• _TASK DATA_
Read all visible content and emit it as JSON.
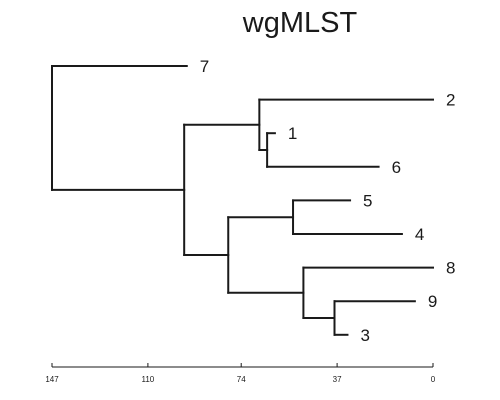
{
  "title": "wgMLST",
  "line_color": "#1a1a1a",
  "axis": {
    "ticks": [
      "147",
      "110",
      "74",
      "37",
      "0"
    ],
    "range": [
      147,
      0
    ]
  },
  "leaves": [
    {
      "id": "7",
      "label": "7",
      "height": 95
    },
    {
      "id": "2",
      "label": "2",
      "height": 0
    },
    {
      "id": "1",
      "label": "1",
      "height": 61
    },
    {
      "id": "6",
      "label": "6",
      "height": 21
    },
    {
      "id": "5",
      "label": "5",
      "height": 32
    },
    {
      "id": "4",
      "label": "4",
      "height": 12
    },
    {
      "id": "8",
      "label": "8",
      "height": 0
    },
    {
      "id": "9",
      "label": "9",
      "height": 7
    },
    {
      "id": "3",
      "label": "3",
      "height": 33
    }
  ],
  "tree": {
    "height": 147,
    "children": [
      {
        "leaf": "7"
      },
      {
        "height": 96,
        "children": [
          {
            "height": 67,
            "children": [
              {
                "leaf": "2"
              },
              {
                "height": 64,
                "children": [
                  {
                    "leaf": "1"
                  },
                  {
                    "leaf": "6"
                  }
                ]
              }
            ]
          },
          {
            "height": 79,
            "children": [
              {
                "height": 54,
                "children": [
                  {
                    "leaf": "5"
                  },
                  {
                    "leaf": "4"
                  }
                ]
              },
              {
                "height": 50,
                "children": [
                  {
                    "leaf": "8"
                  },
                  {
                    "height": 38,
                    "children": [
                      {
                        "leaf": "9"
                      },
                      {
                        "leaf": "3"
                      }
                    ]
                  }
                ]
              }
            ]
          }
        ]
      }
    ]
  }
}
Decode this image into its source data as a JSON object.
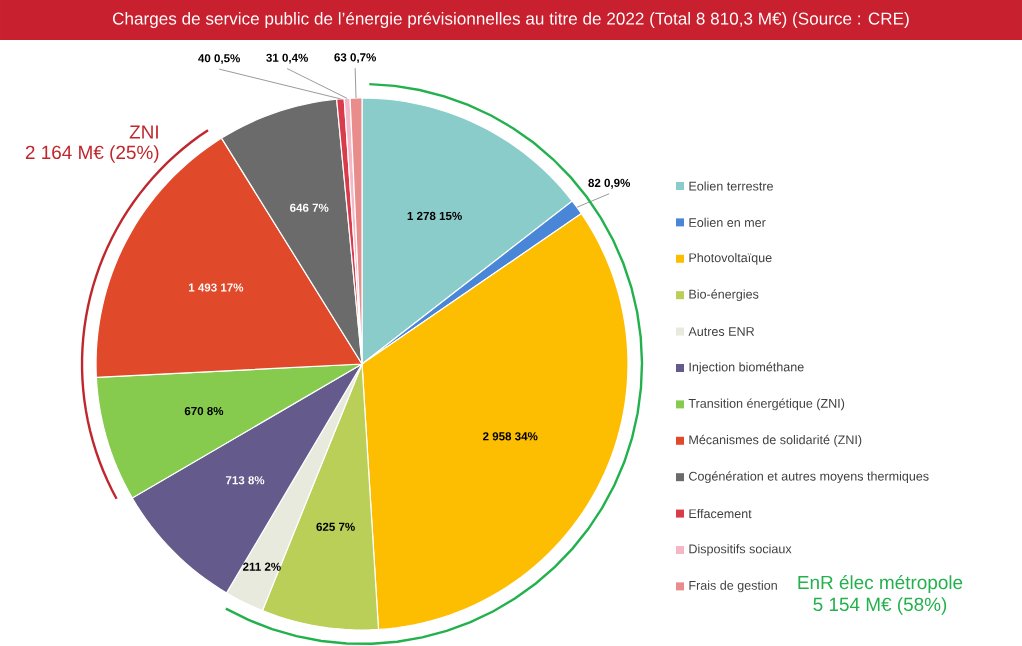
{
  "chart_data": {
    "type": "pie",
    "title": "Charges de service public de l’énergie prévisionnelles au titre de 2022 (Total 8 810,3 M€) (Source : CRE)",
    "categories": [
      "Eolien terrestre",
      "Eolien en mer",
      "Photovoltaïque",
      "Bio-énergies",
      "Autres ENR",
      "Injection biométhane",
      "Transition énergétique (ZNI)",
      "Mécanismes de solidarité (ZNI)",
      "Cogénération et autres moyens thermiques",
      "Effacement",
      "Dispositifs sociaux",
      "Frais de gestion"
    ],
    "values": [
      1278,
      82,
      2958,
      625,
      211,
      713,
      670,
      1493,
      646,
      40,
      31,
      63
    ],
    "colors": [
      "#8accca",
      "#4a86d8",
      "#fdbd00",
      "#b9cf58",
      "#e8eadd",
      "#655a8c",
      "#86cb4e",
      "#e04a2a",
      "#6b6b6b",
      "#d93b4a",
      "#f4b7c6",
      "#e98c8c"
    ],
    "value_labels": [
      "1 278 15%",
      "82 0,9%",
      "2 958 34%",
      "625 7%",
      "211 2%",
      "713 8%",
      "670 8%",
      "1 493 17%",
      "646 7%",
      "40 0,5%",
      "31 0,4%",
      "63 0,7%"
    ],
    "annotations": [
      "ZNI",
      "2 164 M€ (25%)",
      "EnR élec métropole",
      "5 154 M€ (58%)"
    ],
    "legend": "right"
  }
}
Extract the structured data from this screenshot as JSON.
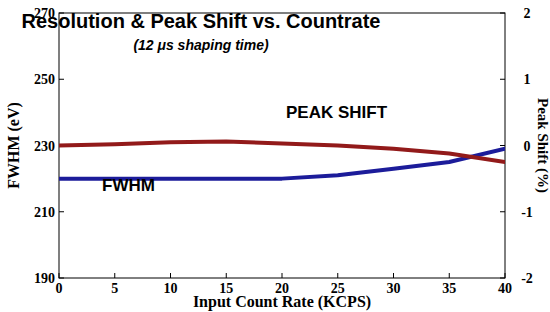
{
  "chart_data": {
    "type": "line",
    "title": "Resolution & Peak Shift vs. Countrate",
    "subtitle": "(12 μs shaping time)",
    "x_label": "Input Count Rate (KCPS)",
    "y_label": "FWHM (eV)",
    "y2_label": "Peak Shift (%)",
    "x": [
      0,
      5,
      10,
      15,
      20,
      25,
      30,
      35,
      40
    ],
    "series": [
      {
        "name": "FWHM",
        "color": "#1c1c9a",
        "values": [
          220,
          220,
          220,
          220,
          220,
          221,
          223,
          225,
          229
        ]
      },
      {
        "name": "PEAK SHIFT",
        "color": "#921a1a",
        "axis": "y2",
        "values": [
          0,
          0.02,
          0.05,
          0.06,
          0.03,
          0,
          -0.05,
          -0.12,
          -0.25
        ]
      }
    ],
    "xlim": [
      0,
      40
    ],
    "xticks": [
      0,
      5,
      10,
      15,
      20,
      25,
      30,
      35,
      40
    ],
    "ylim": [
      190,
      270
    ],
    "yticks": [
      190,
      210,
      230,
      250,
      270
    ],
    "y2lim": [
      -2,
      2
    ],
    "y2ticks": [
      -2,
      -1,
      0,
      1,
      2
    ],
    "grid": false
  }
}
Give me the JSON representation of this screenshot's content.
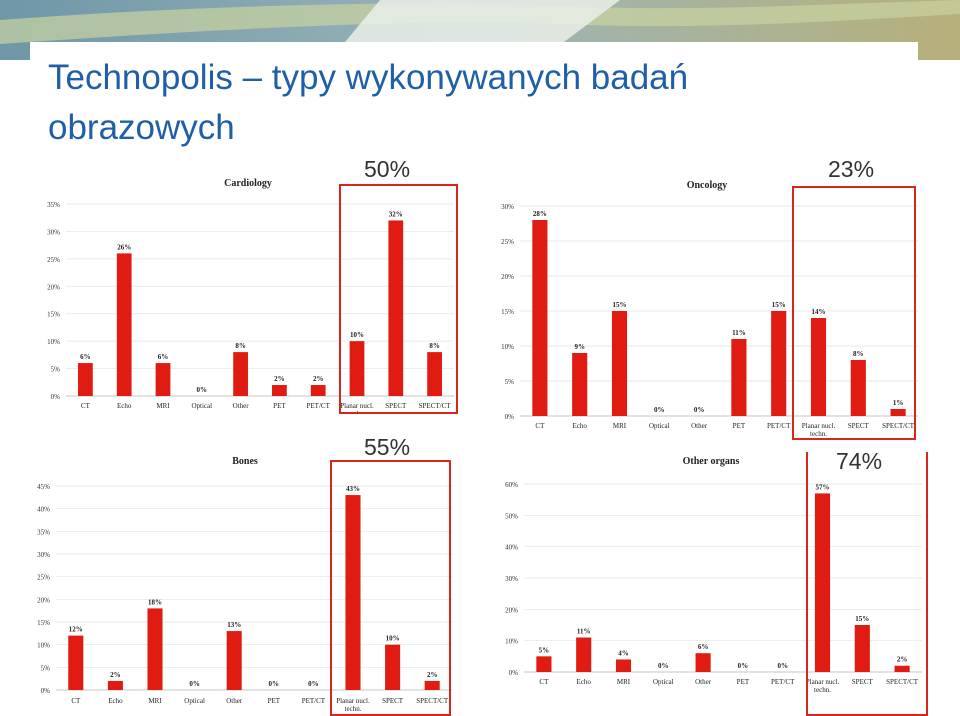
{
  "slide": {
    "title_line1": "Technopolis – typy wykonywanych badań",
    "title_line2": "obrazowych"
  },
  "highlights": {
    "cardiology": "50%",
    "oncology": "23%",
    "bones": "55%",
    "other_organs": "74%"
  },
  "colors": {
    "bar": "#e01b12",
    "highlight_box": "#d9261c",
    "title": "#1f5fa8"
  },
  "chart_data": [
    {
      "type": "bar",
      "title": "Cardiology",
      "categories": [
        "CT",
        "Echo",
        "MRI",
        "Optical",
        "Other",
        "PET",
        "PET/CT",
        "Planar nucl. techn.",
        "SPECT",
        "SPECT/CT"
      ],
      "values": [
        6,
        26,
        6,
        0,
        8,
        2,
        2,
        10,
        32,
        8
      ],
      "data_labels": [
        "6%",
        "26%",
        "6%",
        "0%",
        "8%",
        "2%",
        "2%",
        "10%",
        "32%",
        "8%"
      ],
      "yticks": [
        "0%",
        "5%",
        "10%",
        "15%",
        "20%",
        "25%",
        "30%",
        "35%"
      ],
      "ylim": [
        0,
        35
      ],
      "ystep": 5
    },
    {
      "type": "bar",
      "title": "Oncology",
      "categories": [
        "CT",
        "Echo",
        "MRI",
        "Optical",
        "Other",
        "PET",
        "PET/CT",
        "Planar nucl. techn.",
        "SPECT",
        "SPECT/CT"
      ],
      "values": [
        28,
        9,
        15,
        0,
        0,
        11,
        15,
        14,
        8,
        1
      ],
      "data_labels": [
        "28%",
        "9%",
        "15%",
        "0%",
        "0%",
        "11%",
        "15%",
        "14%",
        "8%",
        "1%"
      ],
      "yticks": [
        "0%",
        "5%",
        "10%",
        "15%",
        "20%",
        "25%",
        "30%"
      ],
      "ylim": [
        0,
        30
      ],
      "ystep": 5
    },
    {
      "type": "bar",
      "title": "Bones",
      "categories": [
        "CT",
        "Echo",
        "MRI",
        "Optical",
        "Other",
        "PET",
        "PET/CT",
        "Planar nucl. techn.",
        "SPECT",
        "SPECT/CT"
      ],
      "values": [
        12,
        2,
        18,
        0,
        13,
        0,
        0,
        43,
        10,
        2
      ],
      "data_labels": [
        "12%",
        "2%",
        "18%",
        "0%",
        "13%",
        "0%",
        "0%",
        "43%",
        "10%",
        "2%"
      ],
      "yticks": [
        "0%",
        "5%",
        "10%",
        "15%",
        "20%",
        "25%",
        "30%",
        "35%",
        "40%",
        "45%"
      ],
      "ylim": [
        0,
        45
      ],
      "ystep": 5
    },
    {
      "type": "bar",
      "title": "Other organs",
      "categories": [
        "CT",
        "Echo",
        "MRI",
        "Optical",
        "Other",
        "PET",
        "PET/CT",
        "Planar nucl. techn.",
        "SPECT",
        "SPECT/CT"
      ],
      "values": [
        5,
        11,
        4,
        0,
        6,
        0,
        0,
        57,
        15,
        2
      ],
      "data_labels": [
        "5%",
        "11%",
        "4%",
        "0%",
        "6%",
        "0%",
        "0%",
        "57%",
        "15%",
        "2%"
      ],
      "yticks": [
        "0%",
        "10%",
        "20%",
        "30%",
        "40%",
        "50%",
        "60%"
      ],
      "ylim": [
        0,
        60
      ],
      "ystep": 10
    }
  ]
}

• _WHAT IS REQUIRED_
Repeat the records in full, exactly as they appear, without the pictures.

• _THE ANSWER_
Read all visible content and emit it as JSON.
{
  "title": "wgMLST",
  "line_color": "#1a1a1a",
  "axis": {
    "ticks": [
      "147",
      "110",
      "74",
      "37",
      "0"
    ],
    "range": [
      147,
      0
    ]
  },
  "leaves": [
    {
      "id": "7",
      "label": "7",
      "height": 95
    },
    {
      "id": "2",
      "label": "2",
      "height": 0
    },
    {
      "id": "1",
      "label": "1",
      "height": 61
    },
    {
      "id": "6",
      "label": "6",
      "height": 21
    },
    {
      "id": "5",
      "label": "5",
      "height": 32
    },
    {
      "id": "4",
      "label": "4",
      "height": 12
    },
    {
      "id": "8",
      "label": "8",
      "height": 0
    },
    {
      "id": "9",
      "label": "9",
      "height": 7
    },
    {
      "id": "3",
      "label": "3",
      "height": 33
    }
  ],
  "tree": {
    "height": 147,
    "children": [
      {
        "leaf": "7"
      },
      {
        "height": 96,
        "children": [
          {
            "height": 67,
            "children": [
              {
                "leaf": "2"
              },
              {
                "height": 64,
                "children": [
                  {
                    "leaf": "1"
                  },
                  {
                    "leaf": "6"
                  }
                ]
              }
            ]
          },
          {
            "height": 79,
            "children": [
              {
                "height": 54,
                "children": [
                  {
                    "leaf": "5"
                  },
                  {
                    "leaf": "4"
                  }
                ]
              },
              {
                "height": 50,
                "children": [
                  {
                    "leaf": "8"
                  },
                  {
                    "height": 38,
                    "children": [
                      {
                        "leaf": "9"
                      },
                      {
                        "leaf": "3"
                      }
                    ]
                  }
                ]
              }
            ]
          }
        ]
      }
    ]
  }
}
Decode this image into its source data as a JSON object.
{
  "chart_data": {
    "type": "pie",
    "title": "Charges de service public de l’énergie prévisionnelles au titre de 2022 (Total 8 810,3 M€) (Source : CRE)",
    "categories": [
      "Eolien terrestre",
      "Eolien en mer",
      "Photovoltaïque",
      "Bio-énergies",
      "Autres ENR",
      "Injection biométhane",
      "Transition énergétique (ZNI)",
      "Mécanismes de solidarité (ZNI)",
      "Cogénération et autres moyens thermiques",
      "Effacement",
      "Dispositifs sociaux",
      "Frais de gestion"
    ],
    "values": [
      1278,
      82,
      2958,
      625,
      211,
      713,
      670,
      1493,
      646,
      40,
      31,
      63
    ],
    "colors": [
      "#8accca",
      "#4a86d8",
      "#fdbd00",
      "#b9cf58",
      "#e8eadd",
      "#655a8c",
      "#86cb4e",
      "#e04a2a",
      "#6b6b6b",
      "#d93b4a",
      "#f4b7c6",
      "#e98c8c"
    ],
    "value_labels": [
      "1 278 15%",
      "82 0,9%",
      "2 958 34%",
      "625 7%",
      "211 2%",
      "713 8%",
      "670 8%",
      "1 493 17%",
      "646 7%",
      "40 0,5%",
      "31 0,4%",
      "63 0,7%"
    ],
    "annotations": [
      "ZNI",
      "2 164 M€ (25%)",
      "EnR élec métropole",
      "5 154 M€ (58%)"
    ],
    "legend": "right"
  }
}
Extract the structured data from this screenshot as JSON.
{
  "chart_data": {
    "type": "line",
    "title": "Resolution & Peak Shift vs. Countrate",
    "subtitle": "(12 μs shaping time)",
    "x_label": "Input Count Rate (KCPS)",
    "y_label": "FWHM (eV)",
    "y2_label": "Peak Shift (%)",
    "x": [
      0,
      5,
      10,
      15,
      20,
      25,
      30,
      35,
      40
    ],
    "series": [
      {
        "name": "FWHM",
        "color": "#1c1c9a",
        "values": [
          220,
          220,
          220,
          220,
          220,
          221,
          223,
          225,
          229
        ]
      },
      {
        "name": "PEAK SHIFT",
        "color": "#921a1a",
        "axis": "y2",
        "values": [
          0,
          0.02,
          0.05,
          0.06,
          0.03,
          0,
          -0.05,
          -0.12,
          -0.25
        ]
      }
    ],
    "xlim": [
      0,
      40
    ],
    "xticks": [
      0,
      5,
      10,
      15,
      20,
      25,
      30,
      35,
      40
    ],
    "ylim": [
      190,
      270
    ],
    "yticks": [
      190,
      210,
      230,
      250,
      270
    ],
    "y2lim": [
      -2,
      2
    ],
    "y2ticks": [
      -2,
      -1,
      0,
      1,
      2
    ],
    "grid": false
  }
}
Give me the JSON representation of this screenshot's content.
{
  "slide": {
    "title_line1": "Technopolis – typy wykonywanych badań",
    "title_line2": "obrazowych"
  },
  "highlights": {
    "cardiology": "50%",
    "oncology": "23%",
    "bones": "55%",
    "other_organs": "74%"
  },
  "colors": {
    "bar": "#e01b12",
    "highlight_box": "#d9261c",
    "title": "#1f5fa8"
  },
  "chart_data": [
    {
      "type": "bar",
      "title": "Cardiology",
      "categories": [
        "CT",
        "Echo",
        "MRI",
        "Optical",
        "Other",
        "PET",
        "PET/CT",
        "Planar nucl. techn.",
        "SPECT",
        "SPECT/CT"
      ],
      "values": [
        6,
        26,
        6,
        0,
        8,
        2,
        2,
        10,
        32,
        8
      ],
      "data_labels": [
        "6%",
        "26%",
        "6%",
        "0%",
        "8%",
        "2%",
        "2%",
        "10%",
        "32%",
        "8%"
      ],
      "yticks": [
        "0%",
        "5%",
        "10%",
        "15%",
        "20%",
        "25%",
        "30%",
        "35%"
      ],
      "ylim": [
        0,
        35
      ],
      "ystep": 5
    },
    {
      "type": "bar",
      "title": "Oncology",
      "categories": [
        "CT",
        "Echo",
        "MRI",
        "Optical",
        "Other",
        "PET",
        "PET/CT",
        "Planar nucl. techn.",
        "SPECT",
        "SPECT/CT"
      ],
      "values": [
        28,
        9,
        15,
        0,
        0,
        11,
        15,
        14,
        8,
        1
      ],
      "data_labels": [
        "28%",
        "9%",
        "15%",
        "0%",
        "0%",
        "11%",
        "15%",
        "14%",
        "8%",
        "1%"
      ],
      "yticks": [
        "0%",
        "5%",
        "10%",
        "15%",
        "20%",
        "25%",
        "30%"
      ],
      "ylim": [
        0,
        30
      ],
      "ystep": 5
    },
    {
      "type": "bar",
      "title": "Bones",
      "categories": [
        "CT",
        "Echo",
        "MRI",
        "Optical",
        "Other",
        "PET",
        "PET/CT",
        "Planar nucl. techn.",
        "SPECT",
        "SPECT/CT"
      ],
      "values": [
        12,
        2,
        18,
        0,
        13,
        0,
        0,
        43,
        10,
        2
      ],
      "data_labels": [
        "12%",
        "2%",
        "18%",
        "0%",
        "13%",
        "0%",
        "0%",
        "43%",
        "10%",
        "2%"
      ],
      "yticks": [
        "0%",
        "5%",
        "10%",
        "15%",
        "20%",
        "25%",
        "30%",
        "35%",
        "40%",
        "45%"
      ],
      "ylim": [
        0,
        45
      ],
      "ystep": 5
    },
    {
      "type": "bar",
      "title": "Other organs",
      "categories": [
        "CT",
        "Echo",
        "MRI",
        "Optical",
        "Other",
        "PET",
        "PET/CT",
        "Planar nucl. techn.",
        "SPECT",
        "SPECT/CT"
      ],
      "values": [
        5,
        11,
        4,
        0,
        6,
        0,
        0,
        57,
        15,
        2
      ],
      "data_labels": [
        "5%",
        "11%",
        "4%",
        "0%",
        "6%",
        "0%",
        "0%",
        "57%",
        "15%",
        "2%"
      ],
      "yticks": [
        "0%",
        "10%",
        "20%",
        "30%",
        "40%",
        "50%",
        "60%"
      ],
      "ylim": [
        0,
        60
      ],
      "ystep": 10
    }
  ]
}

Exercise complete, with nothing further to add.